===== STORED ROWS

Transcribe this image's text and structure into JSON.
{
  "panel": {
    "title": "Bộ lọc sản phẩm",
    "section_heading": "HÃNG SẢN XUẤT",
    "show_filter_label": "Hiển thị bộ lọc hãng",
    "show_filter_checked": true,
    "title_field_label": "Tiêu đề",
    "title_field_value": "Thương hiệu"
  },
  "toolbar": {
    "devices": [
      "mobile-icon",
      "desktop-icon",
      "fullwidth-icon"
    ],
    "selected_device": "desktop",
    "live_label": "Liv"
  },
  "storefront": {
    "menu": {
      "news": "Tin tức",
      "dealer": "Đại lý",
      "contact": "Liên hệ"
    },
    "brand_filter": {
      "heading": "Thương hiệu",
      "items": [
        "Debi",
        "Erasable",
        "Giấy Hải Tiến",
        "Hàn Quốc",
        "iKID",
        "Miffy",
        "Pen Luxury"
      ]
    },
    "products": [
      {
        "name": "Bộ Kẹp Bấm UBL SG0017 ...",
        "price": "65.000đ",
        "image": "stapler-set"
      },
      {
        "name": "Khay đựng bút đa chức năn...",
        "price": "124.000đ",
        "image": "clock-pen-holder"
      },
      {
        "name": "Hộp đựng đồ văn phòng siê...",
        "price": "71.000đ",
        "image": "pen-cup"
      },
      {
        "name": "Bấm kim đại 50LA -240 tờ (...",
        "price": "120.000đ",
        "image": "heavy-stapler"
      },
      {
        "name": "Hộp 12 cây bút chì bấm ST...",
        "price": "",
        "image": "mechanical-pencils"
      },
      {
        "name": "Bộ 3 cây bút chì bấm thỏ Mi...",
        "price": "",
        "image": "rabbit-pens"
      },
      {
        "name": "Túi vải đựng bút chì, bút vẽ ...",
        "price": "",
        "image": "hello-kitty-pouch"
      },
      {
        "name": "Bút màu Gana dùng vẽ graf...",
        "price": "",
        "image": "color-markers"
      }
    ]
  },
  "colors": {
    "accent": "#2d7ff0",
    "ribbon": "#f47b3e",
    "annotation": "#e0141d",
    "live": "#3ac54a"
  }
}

==========

Exactly reproduce all of the entries.

TASK SOLUTION
Transcribe this image's text and structure into JSON.
{
  "panel": {
    "title": "Bộ lọc sản phẩm",
    "section_heading": "HÃNG SẢN XUẤT",
    "show_filter_label": "Hiển thị bộ lọc hãng",
    "show_filter_checked": true,
    "title_field_label": "Tiêu đề",
    "title_field_value": "Thương hiệu"
  },
  "toolbar": {
    "devices": [
      "mobile-icon",
      "desktop-icon",
      "fullwidth-icon"
    ],
    "selected_device": "desktop",
    "live_label": "Liv"
  },
  "storefront": {
    "menu": {
      "news": "Tin tức",
      "dealer": "Đại lý",
      "contact": "Liên hệ"
    },
    "brand_filter": {
      "heading": "Thương hiệu",
      "items": [
        "Debi",
        "Erasable",
        "Giấy Hải Tiến",
        "Hàn Quốc",
        "iKID",
        "Miffy",
        "Pen Luxury"
      ]
    },
    "products": [
      {
        "name": "Bộ Kẹp Bấm UBL SG0017 ...",
        "price": "65.000đ",
        "image": "stapler-set"
      },
      {
        "name": "Khay đựng bút đa chức năn...",
        "price": "124.000đ",
        "image": "clock-pen-holder"
      },
      {
        "name": "Hộp đựng đồ văn phòng siê...",
        "price": "71.000đ",
        "image": "pen-cup"
      },
      {
        "name": "Bấm kim đại 50LA -240 tờ (...",
        "price": "120.000đ",
        "image": "heavy-stapler"
      },
      {
        "name": "Hộp 12 cây bút chì bấm ST...",
        "price": "",
        "image": "mechanical-pencils"
      },
      {
        "name": "Bộ 3 cây bút chì bấm thỏ Mi...",
        "price": "",
        "image": "rabbit-pens"
      },
      {
        "name": "Túi vải đựng bút chì, bút vẽ ...",
        "price": "",
        "image": "hello-kitty-pouch"
      },
      {
        "name": "Bút màu Gana dùng vẽ graf...",
        "price": "",
        "image": "color-markers"
      }
    ]
  },
  "colors": {
    "accent": "#2d7ff0",
    "ribbon": "#f47b3e",
    "annotation": "#e0141d",
    "live": "#3ac54a"
  }
}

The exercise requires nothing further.